> _WRITTEN INSTRUCTION_:
Find all the lines with "TradingView" and gather them.

> _EXCERPTED DATA_:
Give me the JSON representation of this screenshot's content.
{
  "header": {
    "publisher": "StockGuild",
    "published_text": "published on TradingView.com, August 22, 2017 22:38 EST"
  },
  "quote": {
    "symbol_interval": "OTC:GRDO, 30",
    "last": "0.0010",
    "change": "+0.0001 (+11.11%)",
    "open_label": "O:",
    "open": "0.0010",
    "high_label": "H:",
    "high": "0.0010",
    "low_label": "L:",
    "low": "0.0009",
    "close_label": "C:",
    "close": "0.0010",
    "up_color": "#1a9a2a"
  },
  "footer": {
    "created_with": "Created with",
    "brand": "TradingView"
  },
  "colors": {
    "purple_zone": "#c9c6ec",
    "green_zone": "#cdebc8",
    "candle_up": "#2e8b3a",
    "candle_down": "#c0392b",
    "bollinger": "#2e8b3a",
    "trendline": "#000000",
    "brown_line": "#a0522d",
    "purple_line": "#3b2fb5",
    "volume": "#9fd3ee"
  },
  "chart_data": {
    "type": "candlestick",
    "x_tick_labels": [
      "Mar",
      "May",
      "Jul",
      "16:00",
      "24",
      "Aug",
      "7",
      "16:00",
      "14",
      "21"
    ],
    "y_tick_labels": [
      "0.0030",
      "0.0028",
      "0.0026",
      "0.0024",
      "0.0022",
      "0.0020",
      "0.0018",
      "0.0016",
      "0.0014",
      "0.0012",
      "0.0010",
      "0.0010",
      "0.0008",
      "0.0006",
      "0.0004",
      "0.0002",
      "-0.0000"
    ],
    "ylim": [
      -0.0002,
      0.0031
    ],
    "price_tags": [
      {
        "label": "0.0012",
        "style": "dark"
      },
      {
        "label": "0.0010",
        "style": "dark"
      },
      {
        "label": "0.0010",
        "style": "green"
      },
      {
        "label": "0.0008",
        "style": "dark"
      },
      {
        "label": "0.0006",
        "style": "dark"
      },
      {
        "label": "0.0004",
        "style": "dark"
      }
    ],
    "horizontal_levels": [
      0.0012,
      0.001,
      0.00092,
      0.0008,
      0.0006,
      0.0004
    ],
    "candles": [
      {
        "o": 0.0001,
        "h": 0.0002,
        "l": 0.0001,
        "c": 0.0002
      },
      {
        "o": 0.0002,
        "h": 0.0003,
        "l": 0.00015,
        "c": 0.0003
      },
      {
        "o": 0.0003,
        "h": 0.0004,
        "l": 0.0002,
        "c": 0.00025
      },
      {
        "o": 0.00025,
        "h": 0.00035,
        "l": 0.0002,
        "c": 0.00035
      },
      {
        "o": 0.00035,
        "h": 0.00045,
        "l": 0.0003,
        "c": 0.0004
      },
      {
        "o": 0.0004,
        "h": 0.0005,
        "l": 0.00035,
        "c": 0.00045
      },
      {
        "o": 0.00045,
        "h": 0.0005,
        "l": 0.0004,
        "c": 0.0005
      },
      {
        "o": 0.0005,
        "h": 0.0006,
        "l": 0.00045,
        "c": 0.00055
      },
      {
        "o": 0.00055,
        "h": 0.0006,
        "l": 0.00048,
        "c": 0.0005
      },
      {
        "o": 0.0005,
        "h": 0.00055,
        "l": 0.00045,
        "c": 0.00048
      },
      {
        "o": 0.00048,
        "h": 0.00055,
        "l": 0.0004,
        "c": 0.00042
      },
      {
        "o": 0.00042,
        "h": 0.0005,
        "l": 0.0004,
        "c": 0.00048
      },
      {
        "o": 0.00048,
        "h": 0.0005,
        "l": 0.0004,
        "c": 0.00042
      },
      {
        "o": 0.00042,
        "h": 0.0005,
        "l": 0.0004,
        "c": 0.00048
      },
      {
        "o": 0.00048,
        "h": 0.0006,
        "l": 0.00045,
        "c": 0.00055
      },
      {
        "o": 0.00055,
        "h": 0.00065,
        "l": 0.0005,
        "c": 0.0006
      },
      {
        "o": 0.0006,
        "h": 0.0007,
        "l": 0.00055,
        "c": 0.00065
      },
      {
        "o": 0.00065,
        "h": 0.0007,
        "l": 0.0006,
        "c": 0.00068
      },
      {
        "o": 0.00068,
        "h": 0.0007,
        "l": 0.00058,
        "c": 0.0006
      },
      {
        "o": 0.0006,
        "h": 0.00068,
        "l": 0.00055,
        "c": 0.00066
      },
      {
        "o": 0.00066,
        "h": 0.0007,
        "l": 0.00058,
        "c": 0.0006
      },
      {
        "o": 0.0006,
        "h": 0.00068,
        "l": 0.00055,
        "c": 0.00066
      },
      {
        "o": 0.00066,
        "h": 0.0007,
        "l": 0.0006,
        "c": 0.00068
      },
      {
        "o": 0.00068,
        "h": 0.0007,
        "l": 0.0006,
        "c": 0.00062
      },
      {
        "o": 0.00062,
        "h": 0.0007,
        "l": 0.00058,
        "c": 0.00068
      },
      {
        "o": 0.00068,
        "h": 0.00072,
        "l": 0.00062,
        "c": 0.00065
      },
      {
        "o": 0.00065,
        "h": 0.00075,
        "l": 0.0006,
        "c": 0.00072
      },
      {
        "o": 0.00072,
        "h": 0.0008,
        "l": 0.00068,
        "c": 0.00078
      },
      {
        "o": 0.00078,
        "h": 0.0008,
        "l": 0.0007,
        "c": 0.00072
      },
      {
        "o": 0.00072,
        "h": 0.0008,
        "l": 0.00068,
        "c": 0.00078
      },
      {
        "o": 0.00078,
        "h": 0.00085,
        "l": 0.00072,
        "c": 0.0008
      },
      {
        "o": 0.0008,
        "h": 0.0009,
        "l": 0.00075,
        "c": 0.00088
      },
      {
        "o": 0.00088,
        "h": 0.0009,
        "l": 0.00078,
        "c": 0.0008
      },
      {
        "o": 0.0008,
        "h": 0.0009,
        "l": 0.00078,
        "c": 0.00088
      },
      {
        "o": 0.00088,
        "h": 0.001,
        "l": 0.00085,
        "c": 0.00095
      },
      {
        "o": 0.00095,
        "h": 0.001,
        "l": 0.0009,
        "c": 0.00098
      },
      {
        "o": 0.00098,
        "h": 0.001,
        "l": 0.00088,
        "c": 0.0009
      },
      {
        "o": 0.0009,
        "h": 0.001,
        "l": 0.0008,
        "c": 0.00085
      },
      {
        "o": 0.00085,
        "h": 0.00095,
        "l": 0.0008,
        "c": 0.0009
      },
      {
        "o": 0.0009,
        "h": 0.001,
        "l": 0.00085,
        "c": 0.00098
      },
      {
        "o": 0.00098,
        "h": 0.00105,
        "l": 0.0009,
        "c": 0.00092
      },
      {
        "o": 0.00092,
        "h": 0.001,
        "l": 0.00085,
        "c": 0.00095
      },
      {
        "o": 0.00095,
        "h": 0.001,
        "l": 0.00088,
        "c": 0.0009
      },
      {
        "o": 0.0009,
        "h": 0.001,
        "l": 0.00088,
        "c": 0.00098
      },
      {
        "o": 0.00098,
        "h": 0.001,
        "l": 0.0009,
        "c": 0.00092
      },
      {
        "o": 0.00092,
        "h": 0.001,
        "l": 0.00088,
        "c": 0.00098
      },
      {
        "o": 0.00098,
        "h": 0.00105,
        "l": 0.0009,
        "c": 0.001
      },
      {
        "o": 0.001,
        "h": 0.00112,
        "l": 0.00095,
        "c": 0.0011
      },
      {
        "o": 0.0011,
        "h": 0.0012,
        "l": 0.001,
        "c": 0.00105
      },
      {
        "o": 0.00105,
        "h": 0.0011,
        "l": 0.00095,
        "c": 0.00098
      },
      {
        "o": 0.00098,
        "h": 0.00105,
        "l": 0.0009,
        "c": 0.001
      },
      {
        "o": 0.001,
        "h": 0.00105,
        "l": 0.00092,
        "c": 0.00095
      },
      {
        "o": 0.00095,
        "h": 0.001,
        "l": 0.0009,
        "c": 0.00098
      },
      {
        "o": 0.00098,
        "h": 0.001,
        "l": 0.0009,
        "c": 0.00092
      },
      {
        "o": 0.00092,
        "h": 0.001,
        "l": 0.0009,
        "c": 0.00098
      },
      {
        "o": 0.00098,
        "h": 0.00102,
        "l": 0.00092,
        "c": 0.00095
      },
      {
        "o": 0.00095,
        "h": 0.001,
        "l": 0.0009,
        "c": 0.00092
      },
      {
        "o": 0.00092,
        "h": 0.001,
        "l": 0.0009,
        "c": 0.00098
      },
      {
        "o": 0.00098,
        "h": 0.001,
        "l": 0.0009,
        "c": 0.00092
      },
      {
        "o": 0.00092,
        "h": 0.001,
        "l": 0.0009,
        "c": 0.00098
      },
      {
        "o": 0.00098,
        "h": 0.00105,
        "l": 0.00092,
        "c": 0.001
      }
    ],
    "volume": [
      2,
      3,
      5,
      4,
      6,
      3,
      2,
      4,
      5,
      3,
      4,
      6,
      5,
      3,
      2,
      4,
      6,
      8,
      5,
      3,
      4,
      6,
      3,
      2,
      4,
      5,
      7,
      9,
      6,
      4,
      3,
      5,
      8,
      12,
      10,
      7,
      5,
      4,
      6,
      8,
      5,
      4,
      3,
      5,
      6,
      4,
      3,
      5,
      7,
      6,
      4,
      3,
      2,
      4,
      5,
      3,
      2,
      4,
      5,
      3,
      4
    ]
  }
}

> _ANSWER TO THIS PROBLEM_:
    "published_text": "published on TradingView.com, August 22, 2017 22:38 EST"
    "brand": "TradingView"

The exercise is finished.